Given task:
Look below. Copy each line that has "JSON" in it.

Provided data:
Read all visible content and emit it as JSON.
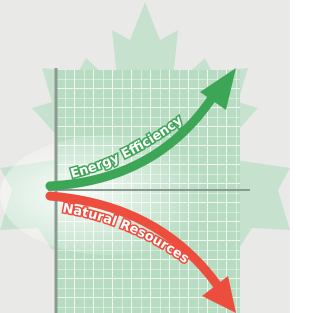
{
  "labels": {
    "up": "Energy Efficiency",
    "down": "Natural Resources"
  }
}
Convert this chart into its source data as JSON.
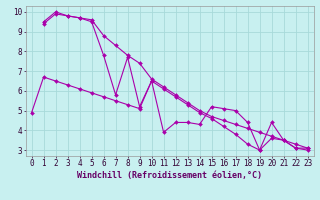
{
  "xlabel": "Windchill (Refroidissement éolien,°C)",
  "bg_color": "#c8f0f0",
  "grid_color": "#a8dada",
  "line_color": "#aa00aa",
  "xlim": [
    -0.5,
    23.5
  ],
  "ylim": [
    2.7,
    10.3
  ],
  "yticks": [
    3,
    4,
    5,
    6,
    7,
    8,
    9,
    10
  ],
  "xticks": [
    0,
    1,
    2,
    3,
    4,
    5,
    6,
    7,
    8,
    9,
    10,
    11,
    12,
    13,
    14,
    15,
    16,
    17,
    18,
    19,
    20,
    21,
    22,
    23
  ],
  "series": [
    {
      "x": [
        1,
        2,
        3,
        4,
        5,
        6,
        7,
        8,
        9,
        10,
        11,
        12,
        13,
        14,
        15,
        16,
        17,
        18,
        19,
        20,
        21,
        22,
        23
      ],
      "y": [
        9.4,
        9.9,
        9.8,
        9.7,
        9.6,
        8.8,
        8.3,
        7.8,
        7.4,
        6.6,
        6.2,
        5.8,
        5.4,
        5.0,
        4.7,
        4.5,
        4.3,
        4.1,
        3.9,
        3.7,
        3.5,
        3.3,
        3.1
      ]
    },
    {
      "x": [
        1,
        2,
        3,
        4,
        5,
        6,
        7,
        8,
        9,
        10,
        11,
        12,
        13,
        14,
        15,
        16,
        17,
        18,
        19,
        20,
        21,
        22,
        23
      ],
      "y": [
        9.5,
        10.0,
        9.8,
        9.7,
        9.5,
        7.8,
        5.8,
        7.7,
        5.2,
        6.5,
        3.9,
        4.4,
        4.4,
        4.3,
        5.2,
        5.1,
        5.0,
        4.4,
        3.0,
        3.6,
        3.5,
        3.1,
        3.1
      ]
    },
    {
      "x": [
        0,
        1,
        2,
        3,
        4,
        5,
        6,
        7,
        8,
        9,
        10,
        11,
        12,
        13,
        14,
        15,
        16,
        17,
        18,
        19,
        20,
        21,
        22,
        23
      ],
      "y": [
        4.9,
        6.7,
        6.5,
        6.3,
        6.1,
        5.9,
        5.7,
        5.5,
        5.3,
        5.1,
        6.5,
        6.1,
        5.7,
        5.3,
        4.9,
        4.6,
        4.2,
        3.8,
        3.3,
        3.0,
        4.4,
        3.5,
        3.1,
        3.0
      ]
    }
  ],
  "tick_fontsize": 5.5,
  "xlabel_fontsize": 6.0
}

Final result:
Read all visible content and emit it as JSON.
Convert this chart into its source data as JSON.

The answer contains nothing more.